» **SUPPLIED RECORDS**
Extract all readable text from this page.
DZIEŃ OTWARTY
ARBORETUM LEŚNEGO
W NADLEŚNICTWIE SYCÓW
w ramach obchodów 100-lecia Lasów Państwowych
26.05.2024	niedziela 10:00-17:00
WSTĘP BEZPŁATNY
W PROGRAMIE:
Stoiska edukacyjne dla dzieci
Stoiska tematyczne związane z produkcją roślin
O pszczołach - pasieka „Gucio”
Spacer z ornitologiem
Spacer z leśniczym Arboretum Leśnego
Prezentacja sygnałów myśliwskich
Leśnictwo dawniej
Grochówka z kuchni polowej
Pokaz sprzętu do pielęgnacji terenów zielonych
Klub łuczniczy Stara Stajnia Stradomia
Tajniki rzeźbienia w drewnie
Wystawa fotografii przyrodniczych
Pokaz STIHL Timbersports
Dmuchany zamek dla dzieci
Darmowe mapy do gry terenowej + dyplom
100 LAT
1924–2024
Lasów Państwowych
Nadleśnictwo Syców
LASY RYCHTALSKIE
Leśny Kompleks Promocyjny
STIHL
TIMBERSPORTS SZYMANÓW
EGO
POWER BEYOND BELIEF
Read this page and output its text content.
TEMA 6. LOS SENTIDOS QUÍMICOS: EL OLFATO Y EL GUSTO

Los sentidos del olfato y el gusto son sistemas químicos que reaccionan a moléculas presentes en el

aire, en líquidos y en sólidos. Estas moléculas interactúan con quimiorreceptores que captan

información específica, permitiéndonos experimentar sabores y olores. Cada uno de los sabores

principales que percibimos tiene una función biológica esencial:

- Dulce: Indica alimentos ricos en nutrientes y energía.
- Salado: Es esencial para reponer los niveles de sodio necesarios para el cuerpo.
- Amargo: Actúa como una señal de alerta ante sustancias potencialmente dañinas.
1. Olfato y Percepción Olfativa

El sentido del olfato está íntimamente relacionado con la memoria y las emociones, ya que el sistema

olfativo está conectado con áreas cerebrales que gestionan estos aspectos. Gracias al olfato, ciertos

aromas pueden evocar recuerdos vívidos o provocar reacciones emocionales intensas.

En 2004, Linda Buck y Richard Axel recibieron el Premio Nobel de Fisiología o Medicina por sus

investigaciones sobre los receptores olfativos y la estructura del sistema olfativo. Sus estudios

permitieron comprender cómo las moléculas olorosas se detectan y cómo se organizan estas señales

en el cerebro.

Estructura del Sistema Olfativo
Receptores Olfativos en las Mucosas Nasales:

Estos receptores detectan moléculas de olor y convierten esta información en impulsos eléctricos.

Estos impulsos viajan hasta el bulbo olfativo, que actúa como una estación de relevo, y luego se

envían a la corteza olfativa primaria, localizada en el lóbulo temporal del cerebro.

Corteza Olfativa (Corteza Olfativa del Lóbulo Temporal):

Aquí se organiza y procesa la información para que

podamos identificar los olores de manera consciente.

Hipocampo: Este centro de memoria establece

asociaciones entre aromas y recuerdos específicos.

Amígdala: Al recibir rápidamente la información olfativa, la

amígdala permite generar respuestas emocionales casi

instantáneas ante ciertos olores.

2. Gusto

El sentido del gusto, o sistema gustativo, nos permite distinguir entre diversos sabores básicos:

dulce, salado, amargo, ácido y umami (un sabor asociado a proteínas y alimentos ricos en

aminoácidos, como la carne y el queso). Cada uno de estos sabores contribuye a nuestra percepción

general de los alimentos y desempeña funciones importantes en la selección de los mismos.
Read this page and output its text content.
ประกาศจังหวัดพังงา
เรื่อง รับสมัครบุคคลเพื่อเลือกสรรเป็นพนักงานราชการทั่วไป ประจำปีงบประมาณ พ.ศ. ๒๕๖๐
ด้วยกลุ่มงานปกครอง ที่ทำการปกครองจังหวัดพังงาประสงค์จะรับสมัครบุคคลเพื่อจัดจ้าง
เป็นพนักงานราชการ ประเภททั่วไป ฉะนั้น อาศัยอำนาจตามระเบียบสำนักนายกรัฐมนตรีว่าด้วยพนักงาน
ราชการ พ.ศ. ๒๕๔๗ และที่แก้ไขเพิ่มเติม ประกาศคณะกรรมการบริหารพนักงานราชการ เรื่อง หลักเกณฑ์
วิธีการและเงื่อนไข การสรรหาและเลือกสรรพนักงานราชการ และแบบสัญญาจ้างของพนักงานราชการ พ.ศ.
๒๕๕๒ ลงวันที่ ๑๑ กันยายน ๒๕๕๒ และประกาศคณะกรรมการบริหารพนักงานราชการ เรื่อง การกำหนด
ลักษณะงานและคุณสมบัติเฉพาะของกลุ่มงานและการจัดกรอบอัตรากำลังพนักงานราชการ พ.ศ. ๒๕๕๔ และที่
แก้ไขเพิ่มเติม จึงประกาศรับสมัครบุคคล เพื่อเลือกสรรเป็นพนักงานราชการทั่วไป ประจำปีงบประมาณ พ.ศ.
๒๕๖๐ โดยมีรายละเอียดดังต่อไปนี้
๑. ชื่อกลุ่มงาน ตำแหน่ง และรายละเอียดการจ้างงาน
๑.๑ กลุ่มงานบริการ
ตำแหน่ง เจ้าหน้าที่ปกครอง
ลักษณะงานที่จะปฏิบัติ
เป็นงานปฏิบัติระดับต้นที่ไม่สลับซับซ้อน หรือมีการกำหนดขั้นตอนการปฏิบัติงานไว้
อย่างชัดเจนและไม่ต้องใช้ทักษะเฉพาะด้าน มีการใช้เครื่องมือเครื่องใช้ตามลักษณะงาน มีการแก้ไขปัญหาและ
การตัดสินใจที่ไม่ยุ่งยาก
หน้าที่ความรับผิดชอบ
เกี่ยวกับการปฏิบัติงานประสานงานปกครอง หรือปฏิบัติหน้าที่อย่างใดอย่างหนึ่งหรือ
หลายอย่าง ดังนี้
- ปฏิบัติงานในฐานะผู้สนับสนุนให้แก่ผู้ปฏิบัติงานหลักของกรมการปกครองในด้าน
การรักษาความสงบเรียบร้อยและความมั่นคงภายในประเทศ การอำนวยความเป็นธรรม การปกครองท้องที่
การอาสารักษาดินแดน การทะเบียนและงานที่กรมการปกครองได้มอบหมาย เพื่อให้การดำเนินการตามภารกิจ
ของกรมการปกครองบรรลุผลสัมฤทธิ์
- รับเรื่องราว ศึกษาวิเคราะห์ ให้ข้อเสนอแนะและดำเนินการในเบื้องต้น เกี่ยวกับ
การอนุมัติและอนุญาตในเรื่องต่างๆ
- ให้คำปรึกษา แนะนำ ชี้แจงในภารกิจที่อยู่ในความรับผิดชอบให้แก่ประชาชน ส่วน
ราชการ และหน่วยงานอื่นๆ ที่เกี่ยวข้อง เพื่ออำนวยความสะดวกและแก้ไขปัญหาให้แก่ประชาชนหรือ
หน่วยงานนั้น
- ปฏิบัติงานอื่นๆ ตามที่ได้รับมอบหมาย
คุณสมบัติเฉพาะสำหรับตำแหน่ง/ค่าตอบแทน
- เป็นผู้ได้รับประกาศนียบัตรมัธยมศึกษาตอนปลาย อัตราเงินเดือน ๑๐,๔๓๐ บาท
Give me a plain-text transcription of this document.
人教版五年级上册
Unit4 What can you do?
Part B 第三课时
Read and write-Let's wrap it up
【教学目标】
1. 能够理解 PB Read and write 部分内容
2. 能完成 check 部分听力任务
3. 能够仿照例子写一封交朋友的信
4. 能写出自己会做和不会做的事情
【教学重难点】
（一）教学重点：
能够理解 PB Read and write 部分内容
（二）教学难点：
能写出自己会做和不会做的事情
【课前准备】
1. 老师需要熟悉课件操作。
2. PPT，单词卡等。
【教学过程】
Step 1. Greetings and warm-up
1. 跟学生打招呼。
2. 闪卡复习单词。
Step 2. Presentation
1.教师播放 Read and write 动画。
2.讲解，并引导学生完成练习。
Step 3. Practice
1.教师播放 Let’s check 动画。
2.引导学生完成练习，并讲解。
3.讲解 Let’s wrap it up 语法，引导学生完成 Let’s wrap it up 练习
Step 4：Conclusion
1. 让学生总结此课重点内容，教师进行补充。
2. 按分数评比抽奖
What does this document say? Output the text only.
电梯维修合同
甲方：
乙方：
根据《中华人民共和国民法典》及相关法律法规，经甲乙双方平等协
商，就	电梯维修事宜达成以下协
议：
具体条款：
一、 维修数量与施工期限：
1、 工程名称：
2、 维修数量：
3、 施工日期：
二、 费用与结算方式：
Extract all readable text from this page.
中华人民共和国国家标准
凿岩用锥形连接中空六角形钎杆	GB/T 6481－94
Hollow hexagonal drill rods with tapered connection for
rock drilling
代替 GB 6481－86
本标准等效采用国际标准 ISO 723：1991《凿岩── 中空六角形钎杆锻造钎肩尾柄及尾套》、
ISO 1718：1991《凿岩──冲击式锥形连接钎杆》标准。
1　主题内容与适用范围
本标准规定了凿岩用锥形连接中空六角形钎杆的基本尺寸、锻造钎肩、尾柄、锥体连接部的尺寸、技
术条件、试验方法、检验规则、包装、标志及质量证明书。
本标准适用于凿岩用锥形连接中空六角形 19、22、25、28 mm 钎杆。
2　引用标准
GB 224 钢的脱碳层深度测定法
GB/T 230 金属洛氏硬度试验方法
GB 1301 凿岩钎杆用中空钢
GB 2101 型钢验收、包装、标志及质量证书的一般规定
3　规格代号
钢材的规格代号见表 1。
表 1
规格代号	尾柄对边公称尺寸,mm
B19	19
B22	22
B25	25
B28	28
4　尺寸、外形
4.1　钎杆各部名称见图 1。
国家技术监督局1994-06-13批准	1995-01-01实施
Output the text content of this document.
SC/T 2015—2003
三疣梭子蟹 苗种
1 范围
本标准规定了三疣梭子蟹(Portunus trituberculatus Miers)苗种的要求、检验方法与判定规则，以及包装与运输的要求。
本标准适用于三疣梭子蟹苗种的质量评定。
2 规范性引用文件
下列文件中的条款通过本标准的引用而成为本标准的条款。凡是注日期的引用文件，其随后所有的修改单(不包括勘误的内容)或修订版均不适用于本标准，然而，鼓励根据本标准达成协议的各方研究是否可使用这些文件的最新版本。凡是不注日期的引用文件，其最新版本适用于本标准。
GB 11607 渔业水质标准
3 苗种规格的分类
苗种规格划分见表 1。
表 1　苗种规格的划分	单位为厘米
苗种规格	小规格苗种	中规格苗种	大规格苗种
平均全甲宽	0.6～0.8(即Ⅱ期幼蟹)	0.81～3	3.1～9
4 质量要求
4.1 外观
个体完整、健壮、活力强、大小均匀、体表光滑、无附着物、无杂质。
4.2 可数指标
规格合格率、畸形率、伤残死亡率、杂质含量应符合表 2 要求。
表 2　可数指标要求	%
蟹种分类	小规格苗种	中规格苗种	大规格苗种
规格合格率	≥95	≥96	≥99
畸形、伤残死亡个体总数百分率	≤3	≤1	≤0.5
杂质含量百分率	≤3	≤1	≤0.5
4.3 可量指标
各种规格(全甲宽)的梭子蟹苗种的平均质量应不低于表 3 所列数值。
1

» **YOUR OBJECTIVE**
Where does the word "Państwowych" appear? Return each line that holds it.

» **FULL ANSWER**
w ramach obchodów 100-lecia Lasów Państwowych
Lasów Państwowych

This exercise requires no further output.